**Aim of the exercise**
Note each line that includes the word "name". Copy those lines.

Entries with figure data
+++

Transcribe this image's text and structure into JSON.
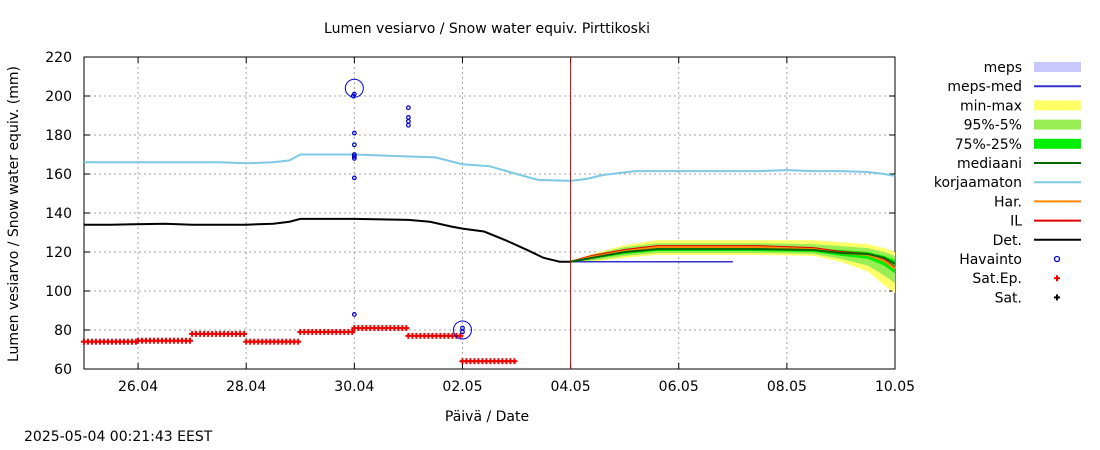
{
  "chart_data": {
    "type": "line",
    "title": "Lumen vesiarvo / Snow water equiv.  Pirttikoski",
    "xlabel": "Päivä / Date",
    "ylabel": "Lumen vesiarvo / Snow water equiv. (mm)",
    "timestamp": "2025-05-04 00:21:43 EEST",
    "ylim": [
      60,
      220
    ],
    "xlim": [
      25.0,
      40.0
    ],
    "yticks": [
      60,
      80,
      100,
      120,
      140,
      160,
      180,
      200,
      220
    ],
    "xticks": [
      {
        "x": 26,
        "label": "26.04"
      },
      {
        "x": 28,
        "label": "28.04"
      },
      {
        "x": 30,
        "label": "30.04"
      },
      {
        "x": 32,
        "label": "02.05"
      },
      {
        "x": 34,
        "label": "04.05"
      },
      {
        "x": 36,
        "label": "06.05"
      },
      {
        "x": 38,
        "label": "08.05"
      },
      {
        "x": 40,
        "label": "10.05"
      }
    ],
    "grid": true,
    "legend_position": "right",
    "now_line_x": 34.0,
    "legend": [
      {
        "label": "meps",
        "kind": "fill",
        "color": "#c8c8ff"
      },
      {
        "label": "meps-med",
        "kind": "line",
        "color": "#3333cc"
      },
      {
        "label": "min-max",
        "kind": "fill",
        "color": "#ffff66"
      },
      {
        "label": "95%-5%",
        "kind": "fill",
        "color": "#99ee55"
      },
      {
        "label": "75%-25%",
        "kind": "fill",
        "color": "#00ee00"
      },
      {
        "label": "mediaani",
        "kind": "line",
        "color": "#006600"
      },
      {
        "label": "korjaamaton",
        "kind": "line",
        "color": "#7ec8e3"
      },
      {
        "label": "Har.",
        "kind": "line",
        "color": "#ff8800"
      },
      {
        "label": "IL",
        "kind": "line",
        "color": "#dd0000"
      },
      {
        "label": "Det.",
        "kind": "line",
        "color": "#000000"
      },
      {
        "label": "Havainto",
        "kind": "circle",
        "color": "#0000cc"
      },
      {
        "label": "Sat.Ep.",
        "kind": "plus",
        "color": "#ee0000"
      },
      {
        "label": "Sat.",
        "kind": "plus",
        "color": "#000000"
      }
    ],
    "series": [
      {
        "name": "korjaamaton",
        "color": "#7ec8e3",
        "x": [
          25.0,
          26.5,
          27.5,
          28.0,
          28.5,
          28.8,
          29.0,
          30.0,
          31.0,
          31.5,
          32.0,
          32.5,
          33.0,
          33.4,
          34.0,
          34.3,
          34.6,
          35.2,
          36.0,
          37.5,
          38.0,
          38.5,
          39.0,
          39.5,
          39.8,
          40.0
        ],
        "y": [
          166,
          166,
          166,
          165.5,
          166,
          167,
          170,
          170,
          169,
          168.5,
          165,
          164,
          160,
          157,
          156.5,
          157.5,
          159.5,
          161.5,
          161.5,
          161.5,
          162,
          161.5,
          161.5,
          161,
          160,
          159
        ]
      },
      {
        "name": "Det.",
        "color": "#000000",
        "x": [
          25.0,
          25.5,
          26.5,
          27.0,
          28.0,
          28.5,
          28.8,
          29.0,
          30.0,
          31.0,
          31.4,
          31.8,
          32.0,
          32.4,
          32.8,
          33.2,
          33.5,
          33.8,
          34.0
        ],
        "y": [
          134,
          134,
          134.5,
          134,
          134,
          134.5,
          135.5,
          137,
          137,
          136.5,
          135.5,
          133,
          132,
          130.5,
          126,
          121,
          117,
          115,
          115
        ]
      },
      {
        "name": "meps-med",
        "color": "#3333cc",
        "x": [
          34.0,
          34.4,
          35.0,
          36.0,
          37.0
        ],
        "y": [
          115,
          115,
          115,
          115,
          115
        ]
      },
      {
        "name": "IL",
        "color": "#dd0000",
        "x": [
          34.0,
          34.4,
          35.0,
          35.6,
          36.5,
          37.5,
          38.5,
          39.0,
          39.5,
          39.8,
          40.0
        ],
        "y": [
          115,
          118,
          121,
          123,
          123,
          123,
          122,
          120,
          119,
          116,
          112
        ]
      },
      {
        "name": "Har.",
        "color": "#ff8800",
        "x": [
          34.0,
          34.4,
          35.0,
          35.6,
          36.5,
          37.5,
          38.5,
          39.0,
          39.5,
          39.8,
          40.0
        ],
        "y": [
          115,
          117.5,
          120.5,
          122.5,
          122.5,
          122.5,
          121.5,
          119.5,
          118.5,
          115.5,
          111.5
        ]
      },
      {
        "name": "mediaani",
        "color": "#006600",
        "x": [
          34.0,
          34.4,
          35.0,
          35.6,
          36.5,
          37.5,
          38.5,
          39.0,
          39.5,
          39.8,
          40.0
        ],
        "y": [
          115,
          117,
          120,
          121.5,
          121.5,
          121.5,
          121,
          119.5,
          119,
          117,
          114
        ]
      }
    ],
    "bands": [
      {
        "name": "min-max",
        "color": "#ffff66",
        "x": [
          34.0,
          34.4,
          35.0,
          35.6,
          36.5,
          37.5,
          38.5,
          39.0,
          39.5,
          39.8,
          40.0
        ],
        "hi": [
          115,
          119,
          123.5,
          126,
          126,
          126,
          126,
          125,
          124,
          122,
          120
        ],
        "lo": [
          115,
          115,
          117,
          118.5,
          118.5,
          118.5,
          118,
          115,
          110,
          103,
          99
        ]
      },
      {
        "name": "95%-5%",
        "color": "#99ee55",
        "x": [
          34.0,
          34.4,
          35.0,
          35.6,
          36.5,
          37.5,
          38.5,
          39.0,
          39.5,
          39.8,
          40.0
        ],
        "hi": [
          115,
          118.5,
          122.5,
          124.5,
          124.5,
          124.5,
          124,
          123,
          122,
          120,
          118
        ],
        "lo": [
          115,
          115.5,
          118,
          119.5,
          119.5,
          119.5,
          119,
          116.5,
          113,
          108,
          104
        ]
      },
      {
        "name": "75%-25%",
        "color": "#00ee00",
        "x": [
          34.0,
          34.4,
          35.0,
          35.6,
          36.5,
          37.5,
          38.5,
          39.0,
          39.5,
          39.8,
          40.0
        ],
        "hi": [
          115,
          117.5,
          121,
          122.5,
          122.5,
          122.5,
          122,
          121,
          120,
          118,
          116
        ],
        "lo": [
          115,
          116.5,
          119,
          120.5,
          120.5,
          120.5,
          120,
          118,
          116.5,
          113,
          109
        ]
      }
    ],
    "sat_ep": [
      {
        "x0": 25.0,
        "x1": 26.0,
        "y": 74
      },
      {
        "x0": 26.0,
        "x1": 27.0,
        "y": 74.5
      },
      {
        "x0": 27.0,
        "x1": 28.0,
        "y": 78
      },
      {
        "x0": 28.0,
        "x1": 29.0,
        "y": 74
      },
      {
        "x0": 29.0,
        "x1": 30.0,
        "y": 79
      },
      {
        "x0": 30.0,
        "x1": 31.0,
        "y": 81
      },
      {
        "x0": 31.0,
        "x1": 32.0,
        "y": 77
      },
      {
        "x0": 32.0,
        "x1": 33.0,
        "y": 64
      }
    ],
    "havainto": [
      {
        "x": 30.0,
        "y": 204,
        "big": true
      },
      {
        "x": 30.0,
        "y": 201
      },
      {
        "x": 29.98,
        "y": 200
      },
      {
        "x": 30.0,
        "y": 181
      },
      {
        "x": 30.0,
        "y": 175
      },
      {
        "x": 30.0,
        "y": 170
      },
      {
        "x": 30.0,
        "y": 169
      },
      {
        "x": 30.0,
        "y": 168
      },
      {
        "x": 30.0,
        "y": 158
      },
      {
        "x": 30.0,
        "y": 88
      },
      {
        "x": 31.0,
        "y": 194
      },
      {
        "x": 31.0,
        "y": 189
      },
      {
        "x": 31.0,
        "y": 187
      },
      {
        "x": 31.0,
        "y": 185
      },
      {
        "x": 32.0,
        "y": 80,
        "big": true
      },
      {
        "x": 32.0,
        "y": 81
      },
      {
        "x": 32.0,
        "y": 79
      }
    ]
  }
}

+++

**Expected output**
        "name": "korjaamaton",
        "name": "Det.",
        "name": "meps-med",
        "name": "IL",
        "name": "Har.",
        "name": "mediaani",
        "name": "min-max",
        "name": "95%-5%",
        "name": "75%-25%",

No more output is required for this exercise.